### WHAT YOU NEED TO DO
Reproduce every entry exactly and leave its pictures out.

### LISTED ENTRIES
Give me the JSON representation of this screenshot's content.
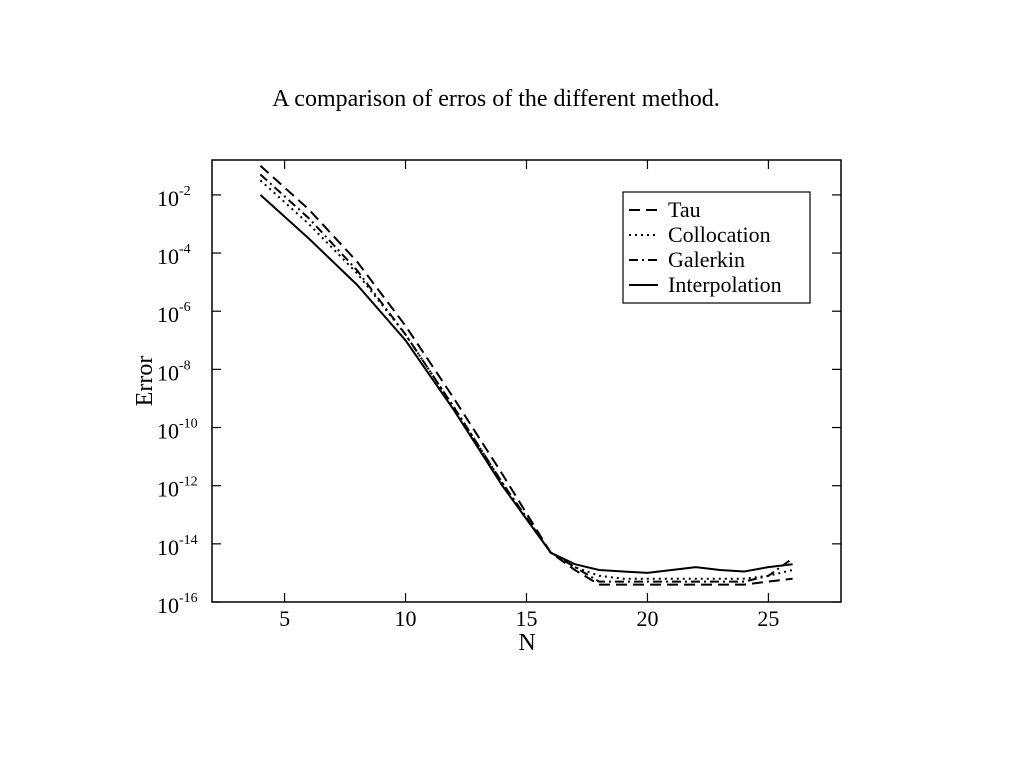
{
  "slide": {
    "title": "A comparison of erros of the different method."
  },
  "chart_data": {
    "type": "line",
    "title": "",
    "xlabel": "N",
    "ylabel": "Error",
    "xlim": [
      2,
      28
    ],
    "ylim_log10": [
      -16,
      -0.8
    ],
    "y_scale": "log",
    "x_ticks": [
      5,
      10,
      15,
      20,
      25
    ],
    "y_ticks": [
      {
        "base": "10",
        "exp": "-2",
        "value_log10": -2
      },
      {
        "base": "10",
        "exp": "-4",
        "value_log10": -4
      },
      {
        "base": "10",
        "exp": "-6",
        "value_log10": -6
      },
      {
        "base": "10",
        "exp": "-8",
        "value_log10": -8
      },
      {
        "base": "10",
        "exp": "-10",
        "value_log10": -10
      },
      {
        "base": "10",
        "exp": "-12",
        "value_log10": -12
      },
      {
        "base": "10",
        "exp": "-14",
        "value_log10": -14
      },
      {
        "base": "10",
        "exp": "-16",
        "value_log10": -16
      }
    ],
    "grid": false,
    "legend_position": "top-right",
    "series": [
      {
        "name": "Tau",
        "style": "dashed",
        "x": [
          4,
          6,
          8,
          10,
          12,
          14,
          16,
          17,
          18,
          19,
          20,
          21,
          22,
          23,
          24,
          25,
          26
        ],
        "log10_y": [
          -1.0,
          -2.5,
          -4.3,
          -6.5,
          -9.0,
          -11.6,
          -14.3,
          -14.9,
          -15.4,
          -15.4,
          -15.4,
          -15.4,
          -15.4,
          -15.4,
          -15.4,
          -15.3,
          -15.2
        ]
      },
      {
        "name": "Collocation",
        "style": "dotted",
        "x": [
          4,
          6,
          8,
          10,
          12,
          14,
          16,
          17,
          18,
          19,
          20,
          21,
          22,
          23,
          24,
          25,
          26
        ],
        "log10_y": [
          -1.5,
          -3.0,
          -4.7,
          -6.8,
          -9.3,
          -11.9,
          -14.3,
          -14.8,
          -15.1,
          -15.2,
          -15.2,
          -15.2,
          -15.2,
          -15.2,
          -15.2,
          -15.1,
          -14.9
        ]
      },
      {
        "name": "Galerkin",
        "style": "dashdot",
        "x": [
          4,
          6,
          8,
          10,
          12,
          14,
          16,
          17,
          18,
          19,
          20,
          21,
          22,
          23,
          24,
          25,
          26
        ],
        "log10_y": [
          -1.3,
          -2.8,
          -4.6,
          -6.8,
          -9.3,
          -11.9,
          -14.3,
          -14.8,
          -15.3,
          -15.3,
          -15.3,
          -15.3,
          -15.3,
          -15.3,
          -15.3,
          -15.1,
          -14.5
        ]
      },
      {
        "name": "Interpolation",
        "style": "solid",
        "x": [
          4,
          6,
          8,
          10,
          12,
          14,
          16,
          17,
          18,
          19,
          20,
          21,
          22,
          23,
          24,
          25,
          26
        ],
        "log10_y": [
          -2.0,
          -3.5,
          -5.1,
          -7.0,
          -9.4,
          -12.0,
          -14.3,
          -14.7,
          -14.9,
          -14.95,
          -15.0,
          -14.9,
          -14.8,
          -14.9,
          -14.95,
          -14.8,
          -14.7
        ]
      }
    ]
  }
}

### OUTPUT OF THE EXERCISE
Give me the JSON representation of this screenshot's content.
{
  "slide": {
    "title": "A comparison of erros of the different method."
  },
  "chart_data": {
    "type": "line",
    "title": "",
    "xlabel": "N",
    "ylabel": "Error",
    "xlim": [
      2,
      28
    ],
    "ylim_log10": [
      -16,
      -0.8
    ],
    "y_scale": "log",
    "x_ticks": [
      5,
      10,
      15,
      20,
      25
    ],
    "y_ticks": [
      {
        "base": "10",
        "exp": "-2",
        "value_log10": -2
      },
      {
        "base": "10",
        "exp": "-4",
        "value_log10": -4
      },
      {
        "base": "10",
        "exp": "-6",
        "value_log10": -6
      },
      {
        "base": "10",
        "exp": "-8",
        "value_log10": -8
      },
      {
        "base": "10",
        "exp": "-10",
        "value_log10": -10
      },
      {
        "base": "10",
        "exp": "-12",
        "value_log10": -12
      },
      {
        "base": "10",
        "exp": "-14",
        "value_log10": -14
      },
      {
        "base": "10",
        "exp": "-16",
        "value_log10": -16
      }
    ],
    "grid": false,
    "legend_position": "top-right",
    "series": [
      {
        "name": "Tau",
        "style": "dashed",
        "x": [
          4,
          6,
          8,
          10,
          12,
          14,
          16,
          17,
          18,
          19,
          20,
          21,
          22,
          23,
          24,
          25,
          26
        ],
        "log10_y": [
          -1.0,
          -2.5,
          -4.3,
          -6.5,
          -9.0,
          -11.6,
          -14.3,
          -14.9,
          -15.4,
          -15.4,
          -15.4,
          -15.4,
          -15.4,
          -15.4,
          -15.4,
          -15.3,
          -15.2
        ]
      },
      {
        "name": "Collocation",
        "style": "dotted",
        "x": [
          4,
          6,
          8,
          10,
          12,
          14,
          16,
          17,
          18,
          19,
          20,
          21,
          22,
          23,
          24,
          25,
          26
        ],
        "log10_y": [
          -1.5,
          -3.0,
          -4.7,
          -6.8,
          -9.3,
          -11.9,
          -14.3,
          -14.8,
          -15.1,
          -15.2,
          -15.2,
          -15.2,
          -15.2,
          -15.2,
          -15.2,
          -15.1,
          -14.9
        ]
      },
      {
        "name": "Galerkin",
        "style": "dashdot",
        "x": [
          4,
          6,
          8,
          10,
          12,
          14,
          16,
          17,
          18,
          19,
          20,
          21,
          22,
          23,
          24,
          25,
          26
        ],
        "log10_y": [
          -1.3,
          -2.8,
          -4.6,
          -6.8,
          -9.3,
          -11.9,
          -14.3,
          -14.8,
          -15.3,
          -15.3,
          -15.3,
          -15.3,
          -15.3,
          -15.3,
          -15.3,
          -15.1,
          -14.5
        ]
      },
      {
        "name": "Interpolation",
        "style": "solid",
        "x": [
          4,
          6,
          8,
          10,
          12,
          14,
          16,
          17,
          18,
          19,
          20,
          21,
          22,
          23,
          24,
          25,
          26
        ],
        "log10_y": [
          -2.0,
          -3.5,
          -5.1,
          -7.0,
          -9.4,
          -12.0,
          -14.3,
          -14.7,
          -14.9,
          -14.95,
          -15.0,
          -14.9,
          -14.8,
          -14.9,
          -14.95,
          -14.8,
          -14.7
        ]
      }
    ]
  }
}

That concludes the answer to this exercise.